Using the entries that follow, collect the lines where the word "screenshot" appears.

================

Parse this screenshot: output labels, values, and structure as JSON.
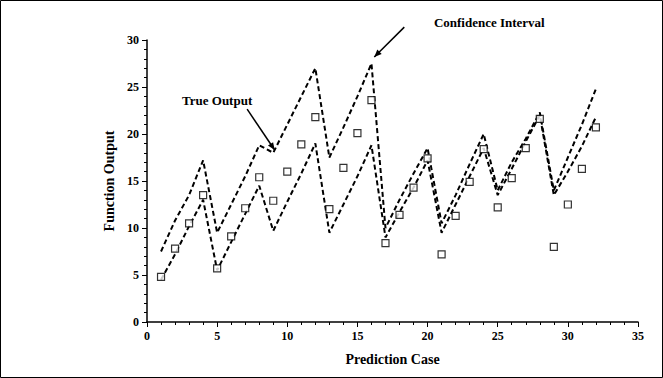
{
  "chart_data": {
    "type": "scatter",
    "x_label": "Prediction Case",
    "y_label": "Function Output",
    "x": [
      1,
      2,
      3,
      4,
      5,
      6,
      7,
      8,
      9,
      10,
      11,
      12,
      13,
      14,
      15,
      16,
      17,
      18,
      19,
      20,
      21,
      22,
      23,
      24,
      25,
      26,
      27,
      28,
      29,
      30,
      31,
      32
    ],
    "series": [
      {
        "name": "True Output",
        "type": "scatter",
        "marker": "square",
        "color": "#000000",
        "values": [
          4.8,
          7.8,
          10.5,
          13.5,
          5.7,
          9.1,
          12.1,
          15.4,
          12.9,
          16.0,
          18.9,
          21.8,
          12.0,
          16.4,
          20.1,
          23.6,
          8.4,
          11.4,
          14.3,
          17.4,
          7.2,
          11.3,
          14.9,
          18.4,
          12.2,
          15.3,
          18.5,
          21.6,
          8.0,
          12.5,
          16.3,
          20.7
        ]
      },
      {
        "name": "Confidence Interval",
        "type": "line",
        "line_style": "dashed",
        "color": "#000000",
        "upper": [
          7.5,
          10.8,
          13.5,
          17.2,
          9.5,
          12.5,
          15.5,
          18.8,
          18.0,
          21.0,
          24.0,
          27.0,
          17.5,
          20.7,
          24.0,
          27.5,
          10.0,
          13.0,
          15.8,
          18.5,
          10.5,
          13.5,
          16.8,
          20.0,
          14.0,
          17.0,
          19.5,
          22.3,
          14.0,
          17.5,
          21.0,
          24.8
        ],
        "lower": [
          4.5,
          7.2,
          10.2,
          13.0,
          5.5,
          8.5,
          11.5,
          14.5,
          9.7,
          12.8,
          15.8,
          19.0,
          9.5,
          12.5,
          15.5,
          18.8,
          9.0,
          11.7,
          14.3,
          17.2,
          9.5,
          12.5,
          15.5,
          18.5,
          13.5,
          16.3,
          19.2,
          22.0,
          13.5,
          16.0,
          18.7,
          21.8
        ]
      }
    ],
    "xlim": [
      0,
      35
    ],
    "xticks": [
      0,
      5,
      10,
      15,
      20,
      25,
      30,
      35
    ],
    "ylim": [
      0,
      30
    ],
    "yticks": [
      0,
      5,
      10,
      15,
      20,
      25,
      30
    ],
    "grid": false
  }
}
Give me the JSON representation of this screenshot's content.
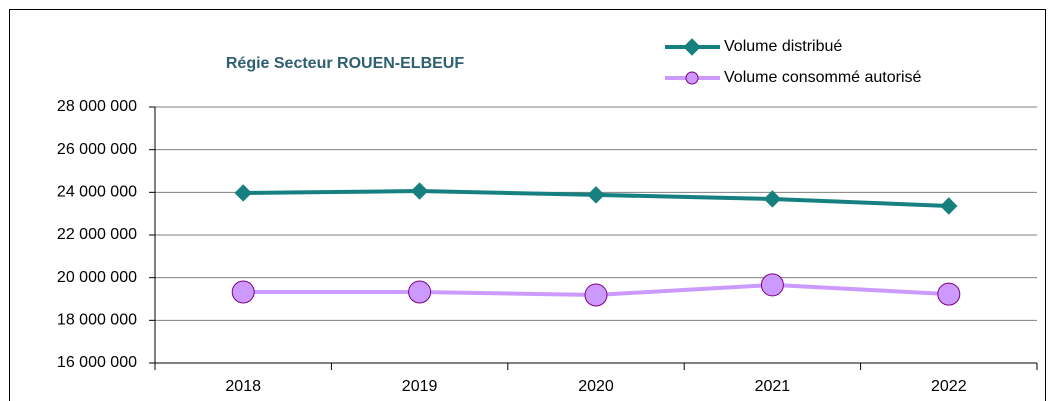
{
  "chart_data": {
    "type": "line",
    "title": "Régie Secteur ROUEN-ELBEUF",
    "categories": [
      "2018",
      "2019",
      "2020",
      "2021",
      "2022"
    ],
    "series": [
      {
        "name": "Volume distribué",
        "color": "#168080",
        "values": [
          23970000,
          24060000,
          23880000,
          23690000,
          23360000
        ]
      },
      {
        "name": "Volume consommé autorisé",
        "color": "#cc99ff",
        "values": [
          19330000,
          19330000,
          19190000,
          19660000,
          19230000
        ]
      }
    ],
    "ylim": [
      16000000,
      28000000
    ],
    "yticks": [
      {
        "value": 16000000,
        "label": "16 000 000"
      },
      {
        "value": 18000000,
        "label": "18 000 000"
      },
      {
        "value": 20000000,
        "label": "20 000 000"
      },
      {
        "value": 22000000,
        "label": "22 000 000"
      },
      {
        "value": 24000000,
        "label": "24 000 000"
      },
      {
        "value": 26000000,
        "label": "26 000 000"
      },
      {
        "value": 28000000,
        "label": "28 000 000"
      }
    ],
    "grid": true
  }
}
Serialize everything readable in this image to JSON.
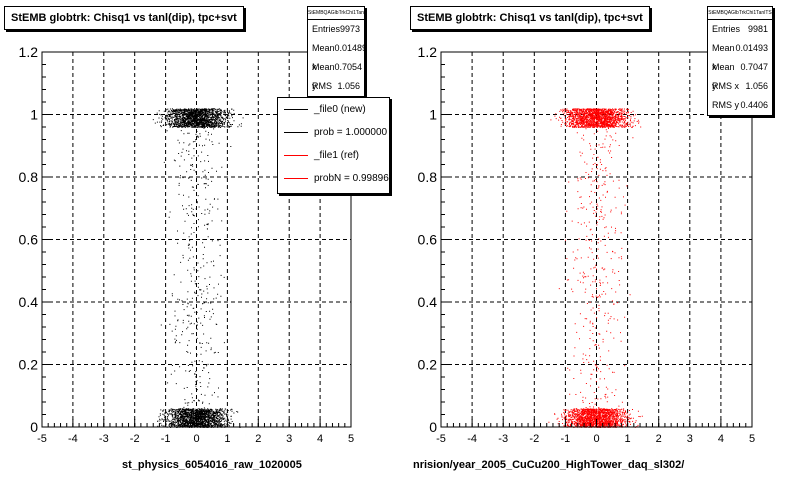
{
  "chart_data": [
    {
      "type": "scatter",
      "title": "StEMB globtrk: Chisq1 vs tanl(dip), tpc+svt",
      "xlabel": "st_physics_6054016_raw_1020005",
      "ylabel": "",
      "xlim": [
        -5,
        5
      ],
      "ylim": [
        0,
        1.2
      ],
      "x_ticks": [
        -5,
        -4,
        -3,
        -2,
        -1,
        0,
        1,
        2,
        3,
        4,
        5
      ],
      "y_ticks": [
        0,
        0.2,
        0.4,
        0.6,
        0.8,
        1,
        1.2
      ],
      "grid": true,
      "marker_color": "#000000",
      "stats": {
        "name": "StEMBQAGlbTrkChi1TanlTS",
        "entries": "9973",
        "mean_x": "0.01489",
        "mean_y": "0.7054",
        "rms_x": "1.056",
        "rms_y": ""
      },
      "legend": [
        {
          "label": "_file0 (new)",
          "color": "#000000"
        },
        {
          "label": "prob = 1.000000",
          "color": "#000000"
        },
        {
          "label": "_file1 (ref)",
          "color": "#ff0000"
        },
        {
          "label": "probN = 0.998966",
          "color": "#ff0000"
        }
      ],
      "legend_position": "top-right",
      "distribution": [
        {
          "band": "y≈1",
          "y_range": [
            0.96,
            1.02
          ],
          "x_range": [
            -2.7,
            2.7
          ],
          "density": "high"
        },
        {
          "band": "y≈0",
          "y_range": [
            0.0,
            0.06
          ],
          "x_range": [
            -2.7,
            2.7
          ],
          "density": "high"
        },
        {
          "band": "sparse",
          "y_range": [
            0.06,
            0.96
          ],
          "x_range": [
            -2.5,
            2.5
          ],
          "density": "low"
        }
      ]
    },
    {
      "type": "scatter",
      "title": "StEMB globtrk: Chisq1 vs tanl(dip), tpc+svt",
      "xlabel": "nrision/year_2005_CuCu200_HighTower_daq_sl302/",
      "ylabel": "",
      "xlim": [
        -5,
        5
      ],
      "ylim": [
        0,
        1.2
      ],
      "x_ticks": [
        -5,
        -4,
        -3,
        -2,
        -1,
        0,
        1,
        2,
        3,
        4,
        5
      ],
      "y_ticks": [
        0,
        0.2,
        0.4,
        0.6,
        0.8,
        1,
        1.2
      ],
      "grid": true,
      "marker_color": "#ff0000",
      "stats": {
        "name": "StEMBQAGlbTrkChi1TanlTS",
        "entries": "9981",
        "mean_x": "0.01493",
        "mean_y": "0.7047",
        "rms_x": "1.056",
        "rms_y": "0.4406"
      },
      "distribution": [
        {
          "band": "y≈1",
          "y_range": [
            0.96,
            1.02
          ],
          "x_range": [
            -2.7,
            2.7
          ],
          "density": "high"
        },
        {
          "band": "y≈0",
          "y_range": [
            0.0,
            0.06
          ],
          "x_range": [
            -2.7,
            2.7
          ],
          "density": "high"
        },
        {
          "band": "sparse",
          "y_range": [
            0.06,
            0.96
          ],
          "x_range": [
            -2.5,
            2.5
          ],
          "density": "low"
        }
      ]
    }
  ],
  "stat_labels": {
    "entries": "Entries",
    "mean_x": "Mean x",
    "mean_y": "Mean y",
    "rms_x": "RMS x",
    "rms_y": "RMS y"
  }
}
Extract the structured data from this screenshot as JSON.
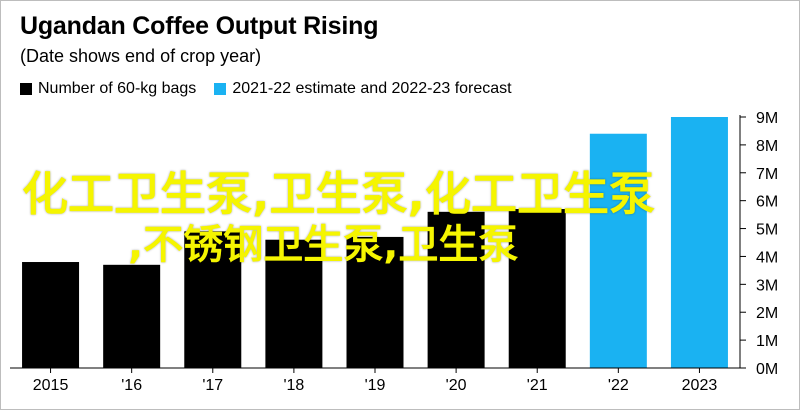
{
  "header": {
    "title": "Ugandan Coffee Output Rising",
    "subtitle": "(Date shows end of crop year)"
  },
  "legend": [
    {
      "label": "Number of 60-kg bags",
      "color": "#000000"
    },
    {
      "label": "2021-22 estimate and 2022-23 forecast",
      "color": "#1ab2f2"
    }
  ],
  "chart_data": {
    "type": "bar",
    "title": "Ugandan Coffee Output Rising",
    "subtitle": "(Date shows end of crop year)",
    "categories": [
      "2015",
      "'16",
      "'17",
      "'18",
      "'19",
      "'20",
      "'21",
      "'22",
      "2023"
    ],
    "series": [
      {
        "name": "Number of 60-kg bags",
        "values": [
          3.8,
          3.7,
          4.9,
          4.6,
          4.7,
          5.6,
          5.7,
          null,
          null
        ],
        "color": "#000000"
      },
      {
        "name": "2021-22 estimate and 2022-23 forecast",
        "values": [
          null,
          null,
          null,
          null,
          null,
          null,
          null,
          8.4,
          9.0
        ],
        "color": "#1ab2f2"
      }
    ],
    "ylim": [
      0,
      9
    ],
    "yticks": [
      "0M",
      "1M",
      "2M",
      "3M",
      "4M",
      "5M",
      "6M",
      "7M",
      "8M",
      "9M"
    ],
    "y_axis_position": "right",
    "grid": false,
    "legend_position": "top-left"
  },
  "overlay": {
    "line1": "化工卫生泵,卫生泵,化工卫生泵",
    "line2": ",不锈钢卫生泵,卫生泵"
  }
}
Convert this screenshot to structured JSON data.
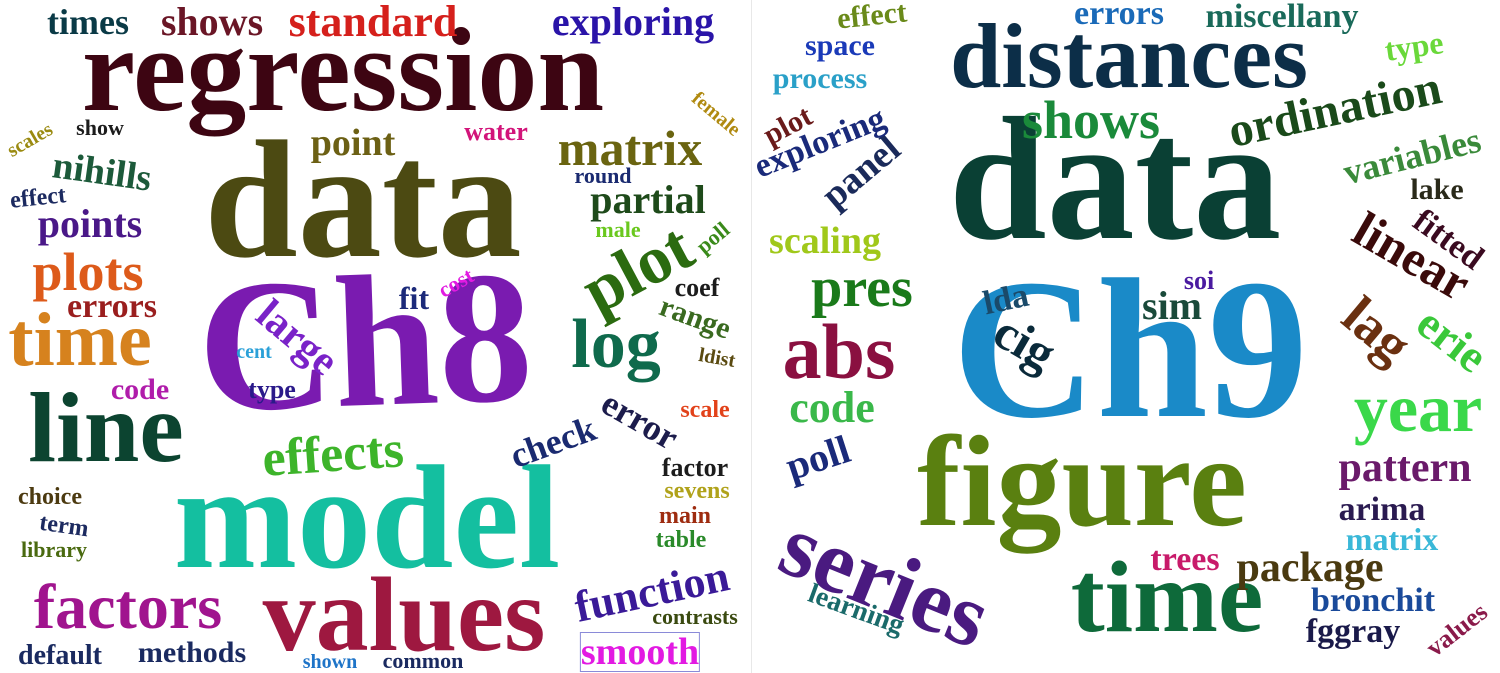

================

ANSWER TO THE TASK:
Parse this screenshot: output labels, values, and structure as JSON.
Give me the JSON representation of this screenshot's content.
Extract the structured data from this screenshot as JSON.
Convert this screenshot to structured JSON data.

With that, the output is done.